◆ **EXERCISE INSTRUCTIONS**:
From the entries below, pull out each line where "Clusters" appears.

Dataset rows about figures

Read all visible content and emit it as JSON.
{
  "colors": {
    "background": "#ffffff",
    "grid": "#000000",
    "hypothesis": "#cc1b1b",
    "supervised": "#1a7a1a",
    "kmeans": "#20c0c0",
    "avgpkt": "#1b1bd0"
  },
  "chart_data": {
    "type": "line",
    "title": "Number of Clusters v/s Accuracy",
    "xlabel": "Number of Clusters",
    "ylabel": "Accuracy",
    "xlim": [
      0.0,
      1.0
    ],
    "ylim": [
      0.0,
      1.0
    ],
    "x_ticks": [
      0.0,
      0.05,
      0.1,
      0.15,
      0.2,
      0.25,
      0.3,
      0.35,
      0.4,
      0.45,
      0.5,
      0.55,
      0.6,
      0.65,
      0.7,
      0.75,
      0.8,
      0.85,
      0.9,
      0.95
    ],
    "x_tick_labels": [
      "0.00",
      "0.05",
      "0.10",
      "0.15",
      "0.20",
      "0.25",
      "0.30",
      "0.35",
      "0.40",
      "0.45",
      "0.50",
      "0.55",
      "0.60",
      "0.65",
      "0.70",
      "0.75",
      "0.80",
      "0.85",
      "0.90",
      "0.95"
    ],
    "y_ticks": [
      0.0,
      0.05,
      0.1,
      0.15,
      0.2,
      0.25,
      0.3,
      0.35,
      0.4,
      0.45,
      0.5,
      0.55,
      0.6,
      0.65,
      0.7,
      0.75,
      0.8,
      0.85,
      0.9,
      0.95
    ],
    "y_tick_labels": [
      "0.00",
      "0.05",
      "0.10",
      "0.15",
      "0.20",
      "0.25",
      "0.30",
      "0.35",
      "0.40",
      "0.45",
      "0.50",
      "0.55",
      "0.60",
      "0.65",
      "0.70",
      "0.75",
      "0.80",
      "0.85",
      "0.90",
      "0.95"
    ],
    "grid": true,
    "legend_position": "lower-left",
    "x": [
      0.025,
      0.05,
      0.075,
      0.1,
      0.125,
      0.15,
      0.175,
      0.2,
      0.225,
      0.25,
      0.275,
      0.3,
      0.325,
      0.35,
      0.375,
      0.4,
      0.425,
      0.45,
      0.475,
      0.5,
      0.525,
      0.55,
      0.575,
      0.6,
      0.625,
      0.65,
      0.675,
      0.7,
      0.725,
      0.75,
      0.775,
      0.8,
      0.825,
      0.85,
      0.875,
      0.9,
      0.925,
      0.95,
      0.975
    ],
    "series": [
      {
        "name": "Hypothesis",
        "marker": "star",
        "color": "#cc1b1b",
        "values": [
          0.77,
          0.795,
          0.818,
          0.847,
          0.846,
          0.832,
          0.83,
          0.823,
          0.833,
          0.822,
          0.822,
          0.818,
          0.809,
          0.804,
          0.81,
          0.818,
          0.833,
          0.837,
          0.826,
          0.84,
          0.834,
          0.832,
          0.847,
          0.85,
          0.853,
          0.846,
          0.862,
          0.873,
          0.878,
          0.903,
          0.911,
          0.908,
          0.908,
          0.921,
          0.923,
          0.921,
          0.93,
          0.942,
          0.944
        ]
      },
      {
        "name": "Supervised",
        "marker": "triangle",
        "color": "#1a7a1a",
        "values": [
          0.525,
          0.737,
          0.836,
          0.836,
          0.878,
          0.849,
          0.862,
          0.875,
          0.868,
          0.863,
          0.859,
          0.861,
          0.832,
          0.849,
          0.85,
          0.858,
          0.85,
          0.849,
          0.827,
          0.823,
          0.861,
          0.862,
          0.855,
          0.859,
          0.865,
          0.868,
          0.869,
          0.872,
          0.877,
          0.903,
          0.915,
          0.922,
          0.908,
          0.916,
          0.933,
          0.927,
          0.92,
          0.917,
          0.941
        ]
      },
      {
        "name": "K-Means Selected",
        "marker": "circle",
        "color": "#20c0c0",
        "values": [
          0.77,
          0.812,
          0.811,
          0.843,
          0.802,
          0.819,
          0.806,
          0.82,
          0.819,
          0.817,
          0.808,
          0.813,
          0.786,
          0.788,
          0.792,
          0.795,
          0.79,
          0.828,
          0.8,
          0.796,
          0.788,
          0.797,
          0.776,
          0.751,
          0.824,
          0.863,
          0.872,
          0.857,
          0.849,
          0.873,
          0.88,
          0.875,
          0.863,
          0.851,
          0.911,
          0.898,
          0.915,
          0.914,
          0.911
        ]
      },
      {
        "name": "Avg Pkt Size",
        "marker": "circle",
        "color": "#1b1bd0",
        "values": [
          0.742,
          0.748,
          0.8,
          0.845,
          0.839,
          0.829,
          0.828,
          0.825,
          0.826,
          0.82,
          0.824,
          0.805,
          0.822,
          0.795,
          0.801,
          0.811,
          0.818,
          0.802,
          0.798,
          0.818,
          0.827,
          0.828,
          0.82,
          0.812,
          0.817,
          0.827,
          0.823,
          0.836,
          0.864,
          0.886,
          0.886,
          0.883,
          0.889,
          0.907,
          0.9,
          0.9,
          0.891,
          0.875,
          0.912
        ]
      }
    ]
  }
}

◆ **IN RESPONSE**:
    "title": "Number of Clusters v/s Accuracy",
    "xlabel": "Number of Clusters",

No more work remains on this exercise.